### YOUR INSTRUCTIONS
Repeat the data that follows, word for word, without the images.

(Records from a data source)
((

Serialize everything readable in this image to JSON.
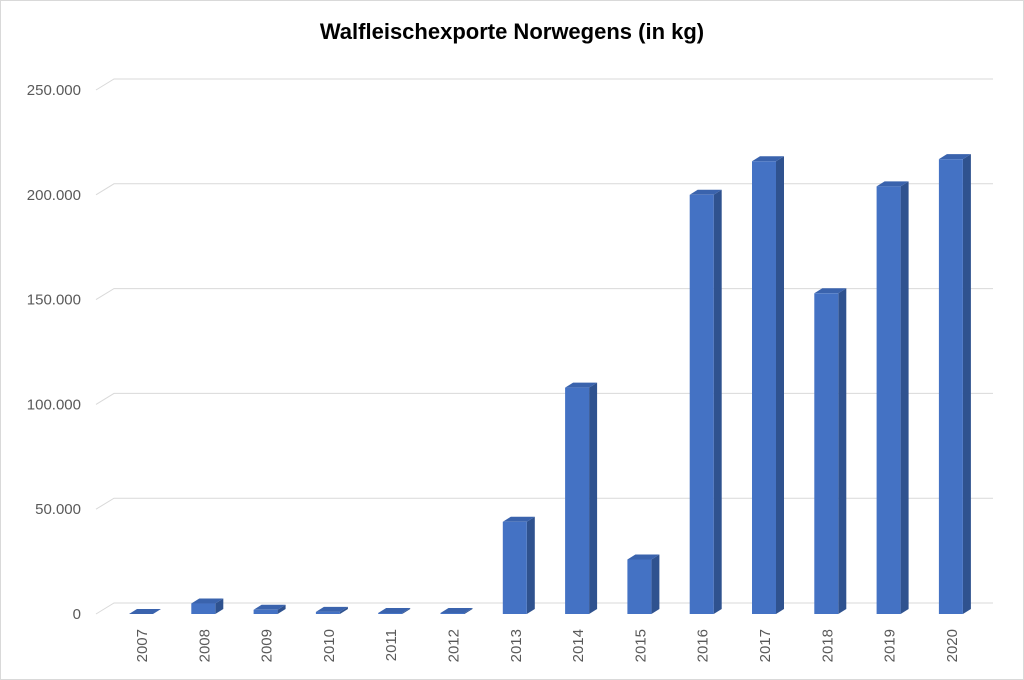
{
  "chart_data": {
    "type": "bar",
    "title": "Walfleischexporte Norwegens (in kg)",
    "xlabel": "",
    "ylabel": "",
    "categories": [
      "2007",
      "2008",
      "2009",
      "2010",
      "2011",
      "2012",
      "2013",
      "2014",
      "2015",
      "2016",
      "2017",
      "2018",
      "2019",
      "2020"
    ],
    "values": [
      0,
      5000,
      2000,
      1000,
      500,
      500,
      44000,
      108000,
      26000,
      200000,
      216000,
      153000,
      204000,
      217000
    ],
    "ylim": [
      0,
      250000
    ],
    "yticks": [
      0,
      50000,
      100000,
      150000,
      200000,
      250000
    ],
    "ytick_labels": [
      "0",
      "50.000",
      "100.000",
      "150.000",
      "200.000",
      "250.000"
    ],
    "grid": true,
    "legend": "none",
    "colors": {
      "bar_front": "#4472c4",
      "bar_side": "#2f528f",
      "bar_top": "#3a63ad",
      "grid": "#d9d9d9"
    }
  }
}
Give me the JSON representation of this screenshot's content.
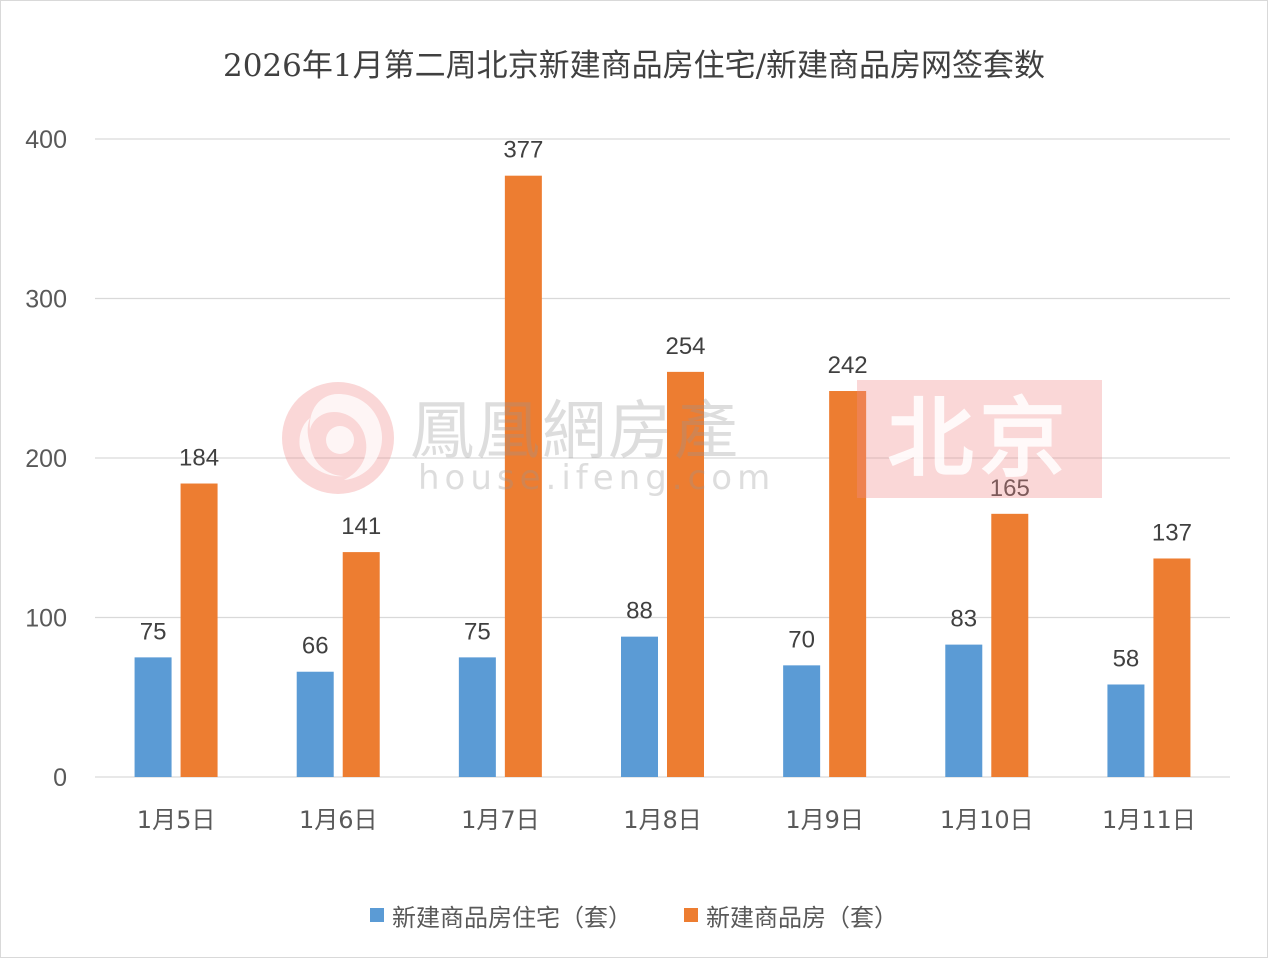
{
  "chart_data": {
    "type": "bar",
    "title": "2026年1月第二周北京新建商品房住宅/新建商品房网签套数",
    "categories": [
      "1月5日",
      "1月6日",
      "1月7日",
      "1月8日",
      "1月9日",
      "1月10日",
      "1月11日"
    ],
    "series": [
      {
        "name": "新建商品房住宅（套）",
        "values": [
          75,
          66,
          75,
          88,
          70,
          83,
          58
        ],
        "color": "#5b9bd5"
      },
      {
        "name": "新建商品房（套）",
        "values": [
          184,
          141,
          377,
          254,
          242,
          165,
          137
        ],
        "color": "#ed7d31"
      }
    ],
    "ylim": [
      0,
      400
    ],
    "yticks": [
      0,
      100,
      200,
      300,
      400
    ],
    "grid": true,
    "legend_position": "bottom",
    "data_labels": true
  },
  "watermark": {
    "brand": "鳳凰網房產",
    "url": "house.ifeng.com",
    "city": "北京"
  }
}
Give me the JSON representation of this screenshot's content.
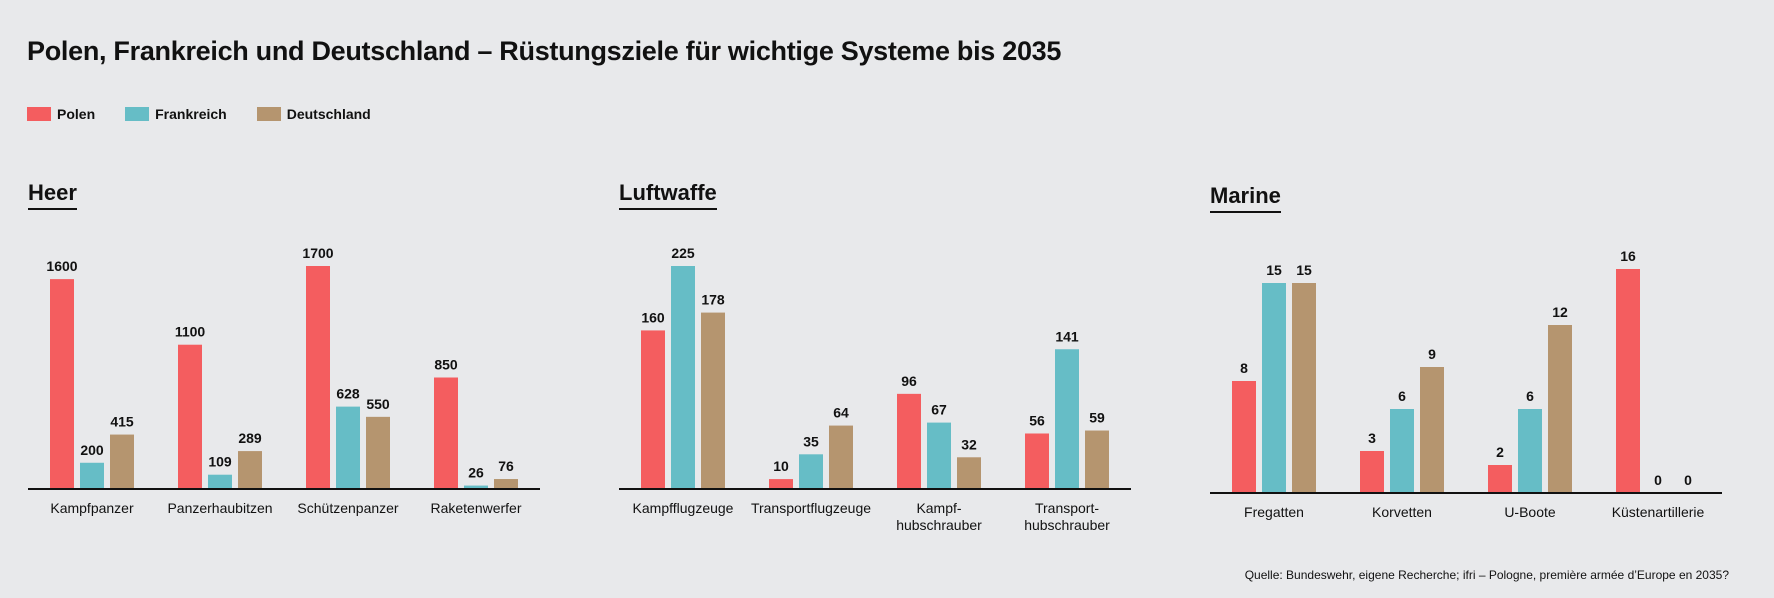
{
  "title": "Polen, Frankreich und Deutschland – Rüstungsziele für wichtige Systeme bis 2035",
  "legend": [
    {
      "label": "Polen",
      "color": "#f45d5f"
    },
    {
      "label": "Frankreich",
      "color": "#66bdc6"
    },
    {
      "label": "Deutschland",
      "color": "#b5956f"
    }
  ],
  "panels": [
    {
      "title": "Heer"
    },
    {
      "title": "Luftwaffe"
    },
    {
      "title": "Marine"
    }
  ],
  "source": "Quelle: Bundeswehr, eigene Recherche; ifri – Pologne, première armée d’Europe en 2035?",
  "chart_data": [
    {
      "type": "bar",
      "title": "Heer",
      "categories": [
        [
          "Kampfpanzer"
        ],
        [
          "Panzerhaubitzen"
        ],
        [
          "Schützenpanzer"
        ],
        [
          "Raketenwerfer"
        ]
      ],
      "series": [
        {
          "name": "Polen",
          "values": [
            1600,
            1100,
            1700,
            850
          ]
        },
        {
          "name": "Frankreich",
          "values": [
            200,
            109,
            628,
            26
          ]
        },
        {
          "name": "Deutschland",
          "values": [
            415,
            289,
            550,
            76
          ]
        }
      ]
    },
    {
      "type": "bar",
      "title": "Luftwaffe",
      "categories": [
        [
          "Kampfflugzeuge"
        ],
        [
          "Transportflugzeuge"
        ],
        [
          "Kampf-",
          "hubschrauber"
        ],
        [
          "Transport-",
          "hubschrauber"
        ]
      ],
      "series": [
        {
          "name": "Polen",
          "values": [
            160,
            10,
            96,
            56
          ]
        },
        {
          "name": "Frankreich",
          "values": [
            225,
            35,
            67,
            141
          ]
        },
        {
          "name": "Deutschland",
          "values": [
            178,
            64,
            32,
            59
          ]
        }
      ]
    },
    {
      "type": "bar",
      "title": "Marine",
      "categories": [
        [
          "Fregatten"
        ],
        [
          "Korvetten"
        ],
        [
          "U-Boote"
        ],
        [
          "Küstenartillerie"
        ]
      ],
      "series": [
        {
          "name": "Polen",
          "values": [
            8,
            3,
            2,
            16
          ]
        },
        {
          "name": "Frankreich",
          "values": [
            15,
            6,
            6,
            0
          ]
        },
        {
          "name": "Deutschland",
          "values": [
            15,
            9,
            12,
            0
          ]
        }
      ]
    }
  ]
}
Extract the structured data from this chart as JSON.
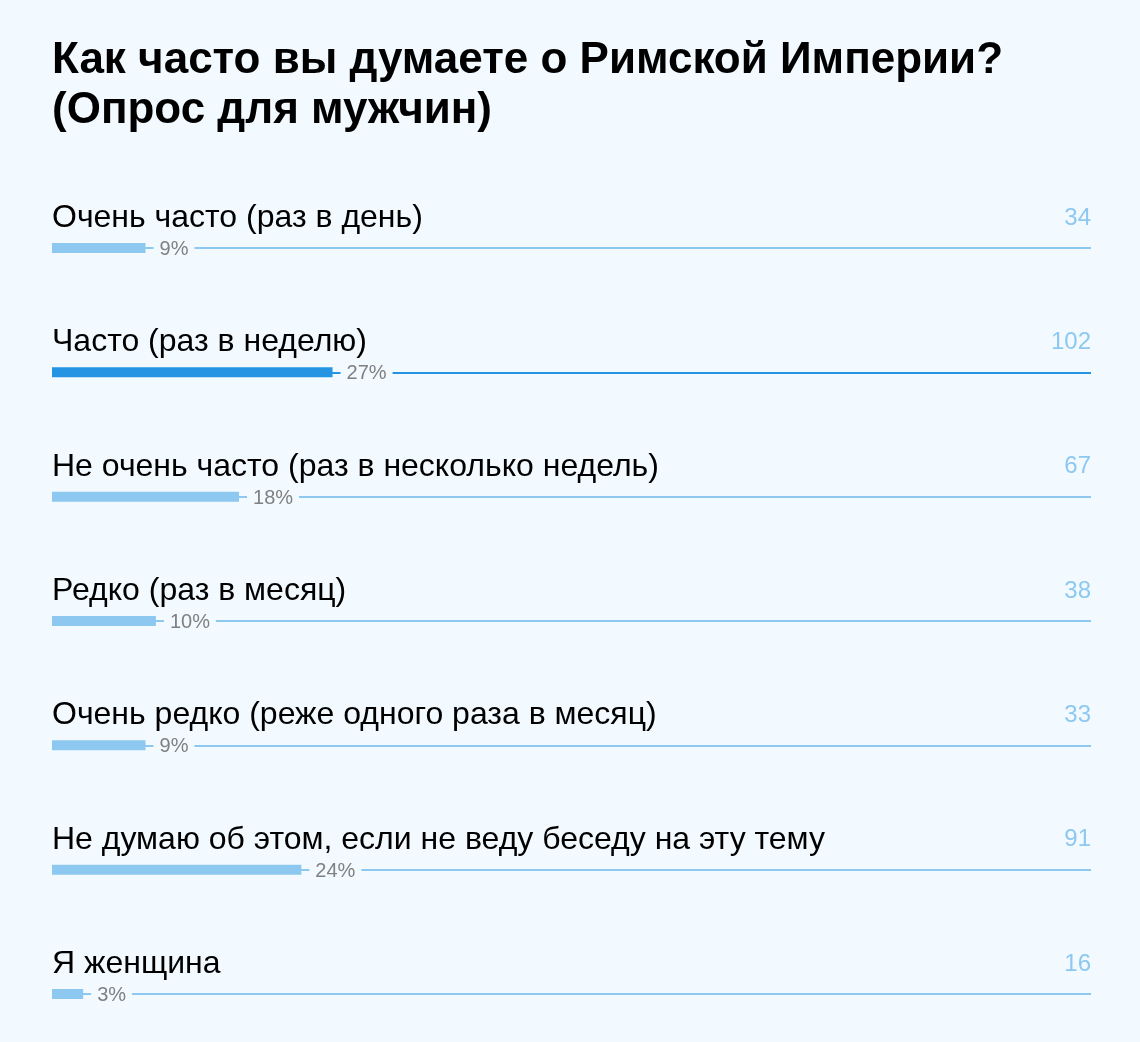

))

### IN RESPONSE
Serialize everything readable in this image to JSON.
{
  "chart_data": {
    "type": "bar",
    "title": "Walfleischexporte Norwegens (in kg)",
    "xlabel": "",
    "ylabel": "",
    "categories": [
      "2007",
      "2008",
      "2009",
      "2010",
      "2011",
      "2012",
      "2013",
      "2014",
      "2015",
      "2016",
      "2017",
      "2018",
      "2019",
      "2020"
    ],
    "values": [
      0,
      5000,
      2000,
      1000,
      500,
      500,
      44000,
      108000,
      26000,
      200000,
      216000,
      153000,
      204000,
      217000
    ],
    "ylim": [
      0,
      250000
    ],
    "yticks": [
      0,
      50000,
      100000,
      150000,
      200000,
      250000
    ],
    "ytick_labels": [
      "0",
      "50.000",
      "100.000",
      "150.000",
      "200.000",
      "250.000"
    ],
    "grid": true,
    "legend": "none",
    "colors": {
      "bar_front": "#4472c4",
      "bar_side": "#2f528f",
      "bar_top": "#3a63ad",
      "grid": "#d9d9d9"
    }
  }
}
Give me the JSON representation of this screenshot's content.
{
  "chart_data": {
    "type": "bar",
    "title": "2026年1月第二周北京新建商品房住宅/新建商品房网签套数",
    "categories": [
      "1月5日",
      "1月6日",
      "1月7日",
      "1月8日",
      "1月9日",
      "1月10日",
      "1月11日"
    ],
    "series": [
      {
        "name": "新建商品房住宅（套）",
        "values": [
          75,
          66,
          75,
          88,
          70,
          83,
          58
        ],
        "color": "#5b9bd5"
      },
      {
        "name": "新建商品房（套）",
        "values": [
          184,
          141,
          377,
          254,
          242,
          165,
          137
        ],
        "color": "#ed7d31"
      }
    ],
    "ylim": [
      0,
      400
    ],
    "yticks": [
      0,
      100,
      200,
      300,
      400
    ],
    "grid": true,
    "legend_position": "bottom",
    "data_labels": true
  },
  "watermark": {
    "brand": "鳳凰網房產",
    "url": "house.ifeng.com",
    "city": "北京"
  }
}
Give me the JSON representation of this screenshot's content.
{
  "title": "Polen, Frankreich und Deutschland – Rüstungsziele für wichtige Systeme bis 2035",
  "legend": [
    {
      "label": "Polen",
      "color": "#f45d5f"
    },
    {
      "label": "Frankreich",
      "color": "#66bdc6"
    },
    {
      "label": "Deutschland",
      "color": "#b5956f"
    }
  ],
  "panels": [
    {
      "title": "Heer"
    },
    {
      "title": "Luftwaffe"
    },
    {
      "title": "Marine"
    }
  ],
  "source": "Quelle: Bundeswehr, eigene Recherche; ifri – Pologne, première armée d’Europe en 2035?",
  "chart_data": [
    {
      "type": "bar",
      "title": "Heer",
      "categories": [
        [
          "Kampfpanzer"
        ],
        [
          "Panzerhaubitzen"
        ],
        [
          "Schützenpanzer"
        ],
        [
          "Raketenwerfer"
        ]
      ],
      "series": [
        {
          "name": "Polen",
          "values": [
            1600,
            1100,
            1700,
            850
          ]
        },
        {
          "name": "Frankreich",
          "values": [
            200,
            109,
            628,
            26
          ]
        },
        {
          "name": "Deutschland",
          "values": [
            415,
            289,
            550,
            76
          ]
        }
      ]
    },
    {
      "type": "bar",
      "title": "Luftwaffe",
      "categories": [
        [
          "Kampfflugzeuge"
        ],
        [
          "Transportflugzeuge"
        ],
        [
          "Kampf-",
          "hubschrauber"
        ],
        [
          "Transport-",
          "hubschrauber"
        ]
      ],
      "series": [
        {
          "name": "Polen",
          "values": [
            160,
            10,
            96,
            56
          ]
        },
        {
          "name": "Frankreich",
          "values": [
            225,
            35,
            67,
            141
          ]
        },
        {
          "name": "Deutschland",
          "values": [
            178,
            64,
            32,
            59
          ]
        }
      ]
    },
    {
      "type": "bar",
      "title": "Marine",
      "categories": [
        [
          "Fregatten"
        ],
        [
          "Korvetten"
        ],
        [
          "U-Boote"
        ],
        [
          "Küstenartillerie"
        ]
      ],
      "series": [
        {
          "name": "Polen",
          "values": [
            8,
            3,
            2,
            16
          ]
        },
        {
          "name": "Frankreich",
          "values": [
            15,
            6,
            6,
            0
          ]
        },
        {
          "name": "Deutschland",
          "values": [
            15,
            9,
            12,
            0
          ]
        }
      ]
    }
  ]
}
Extract the structured data from this chart as JSON.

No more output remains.